Figure data in JSON:
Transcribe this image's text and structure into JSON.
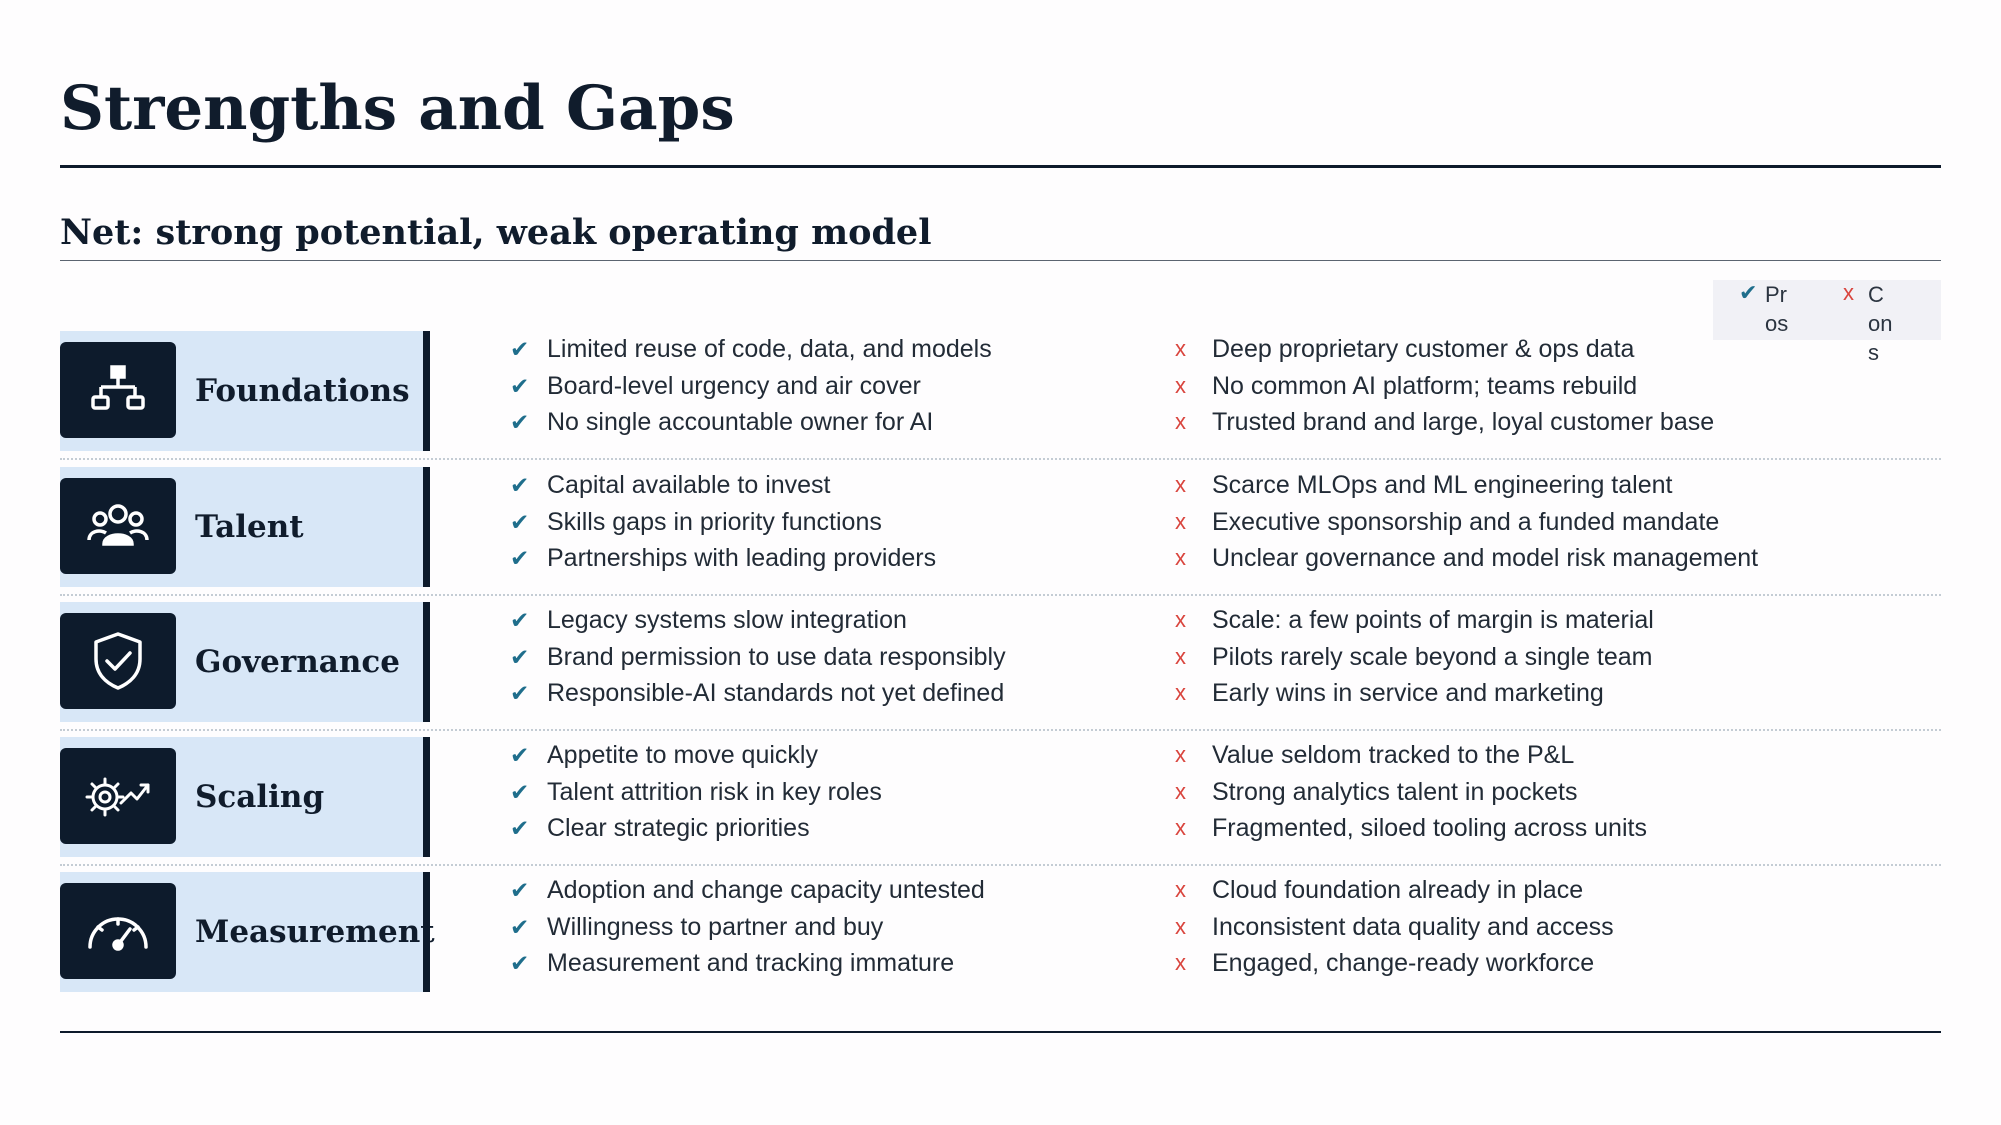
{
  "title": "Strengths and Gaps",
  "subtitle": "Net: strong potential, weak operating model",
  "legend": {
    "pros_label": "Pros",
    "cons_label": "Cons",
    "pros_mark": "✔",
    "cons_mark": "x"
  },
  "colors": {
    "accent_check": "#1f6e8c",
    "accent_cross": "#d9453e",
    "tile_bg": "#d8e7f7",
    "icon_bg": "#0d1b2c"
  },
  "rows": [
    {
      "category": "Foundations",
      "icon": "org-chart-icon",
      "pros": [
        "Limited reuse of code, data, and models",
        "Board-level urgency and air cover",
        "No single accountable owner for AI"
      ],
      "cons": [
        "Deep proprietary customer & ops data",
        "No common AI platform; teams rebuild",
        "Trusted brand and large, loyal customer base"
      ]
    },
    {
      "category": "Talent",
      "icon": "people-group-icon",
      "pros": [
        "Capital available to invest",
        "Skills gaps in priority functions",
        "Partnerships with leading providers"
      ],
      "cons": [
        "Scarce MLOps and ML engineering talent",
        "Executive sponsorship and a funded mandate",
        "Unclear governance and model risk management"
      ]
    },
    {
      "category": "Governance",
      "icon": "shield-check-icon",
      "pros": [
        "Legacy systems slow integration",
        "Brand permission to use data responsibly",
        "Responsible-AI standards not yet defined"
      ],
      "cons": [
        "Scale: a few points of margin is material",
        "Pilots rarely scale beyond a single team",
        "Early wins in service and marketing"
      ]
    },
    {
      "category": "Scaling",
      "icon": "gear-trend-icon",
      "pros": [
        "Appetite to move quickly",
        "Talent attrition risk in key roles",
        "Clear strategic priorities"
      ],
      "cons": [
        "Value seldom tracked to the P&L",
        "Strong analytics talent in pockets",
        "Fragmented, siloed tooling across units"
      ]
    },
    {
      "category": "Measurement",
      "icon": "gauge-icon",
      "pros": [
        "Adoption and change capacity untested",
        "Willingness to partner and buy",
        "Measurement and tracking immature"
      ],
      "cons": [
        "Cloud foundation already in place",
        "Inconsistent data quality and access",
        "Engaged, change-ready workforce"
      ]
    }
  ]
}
--
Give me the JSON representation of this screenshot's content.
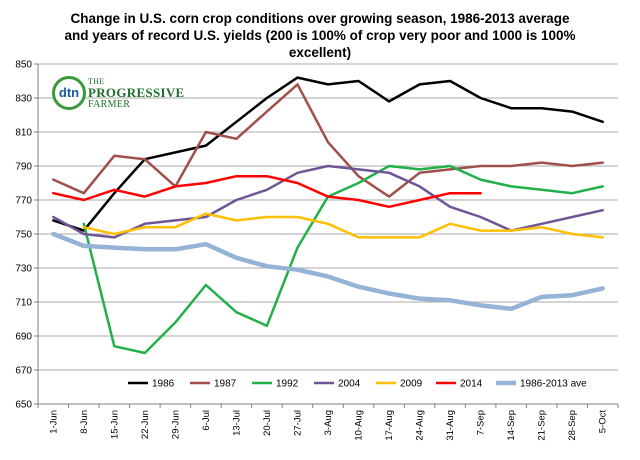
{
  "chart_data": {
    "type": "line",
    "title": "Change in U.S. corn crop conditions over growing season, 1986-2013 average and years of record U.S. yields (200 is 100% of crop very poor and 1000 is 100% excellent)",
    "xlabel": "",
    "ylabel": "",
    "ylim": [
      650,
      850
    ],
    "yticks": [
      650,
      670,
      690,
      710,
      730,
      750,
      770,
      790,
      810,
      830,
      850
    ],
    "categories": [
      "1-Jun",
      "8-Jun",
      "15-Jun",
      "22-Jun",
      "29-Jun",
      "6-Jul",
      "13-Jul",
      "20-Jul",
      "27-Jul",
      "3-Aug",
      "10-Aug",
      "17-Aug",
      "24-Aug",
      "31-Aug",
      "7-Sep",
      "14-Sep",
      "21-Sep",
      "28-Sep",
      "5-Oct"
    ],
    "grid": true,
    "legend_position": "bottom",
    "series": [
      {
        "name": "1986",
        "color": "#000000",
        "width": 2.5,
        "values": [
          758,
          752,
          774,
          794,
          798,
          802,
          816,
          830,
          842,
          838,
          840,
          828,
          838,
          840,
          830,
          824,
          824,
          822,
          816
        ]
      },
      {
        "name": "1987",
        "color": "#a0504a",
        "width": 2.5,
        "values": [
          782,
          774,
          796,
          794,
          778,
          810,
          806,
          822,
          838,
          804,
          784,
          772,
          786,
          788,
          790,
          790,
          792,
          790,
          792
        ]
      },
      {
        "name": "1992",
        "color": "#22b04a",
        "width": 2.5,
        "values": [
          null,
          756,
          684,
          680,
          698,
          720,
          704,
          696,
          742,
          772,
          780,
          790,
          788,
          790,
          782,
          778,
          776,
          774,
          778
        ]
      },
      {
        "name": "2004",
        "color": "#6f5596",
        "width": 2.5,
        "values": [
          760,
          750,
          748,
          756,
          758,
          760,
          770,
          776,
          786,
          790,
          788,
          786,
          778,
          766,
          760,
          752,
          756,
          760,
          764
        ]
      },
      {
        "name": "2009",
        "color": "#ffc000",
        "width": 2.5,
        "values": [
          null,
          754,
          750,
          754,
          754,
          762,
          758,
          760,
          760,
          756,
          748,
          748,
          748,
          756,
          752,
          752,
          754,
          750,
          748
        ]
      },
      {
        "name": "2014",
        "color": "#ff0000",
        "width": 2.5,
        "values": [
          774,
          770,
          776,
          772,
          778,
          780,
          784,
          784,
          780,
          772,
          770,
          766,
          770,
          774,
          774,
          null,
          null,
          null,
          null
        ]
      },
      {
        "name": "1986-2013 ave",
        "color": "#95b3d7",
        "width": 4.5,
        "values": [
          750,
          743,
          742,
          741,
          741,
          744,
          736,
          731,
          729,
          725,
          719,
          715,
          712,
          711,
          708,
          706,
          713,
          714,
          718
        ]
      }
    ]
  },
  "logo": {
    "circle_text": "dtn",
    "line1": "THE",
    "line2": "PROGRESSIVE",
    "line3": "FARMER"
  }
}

Directive
Copy out each line of the listing that holds "category".

Solution to this problem
      "category": "Foundations",
      "category": "Talent",
      "category": "Governance",
      "category": "Scaling",
      "category": "Measurement",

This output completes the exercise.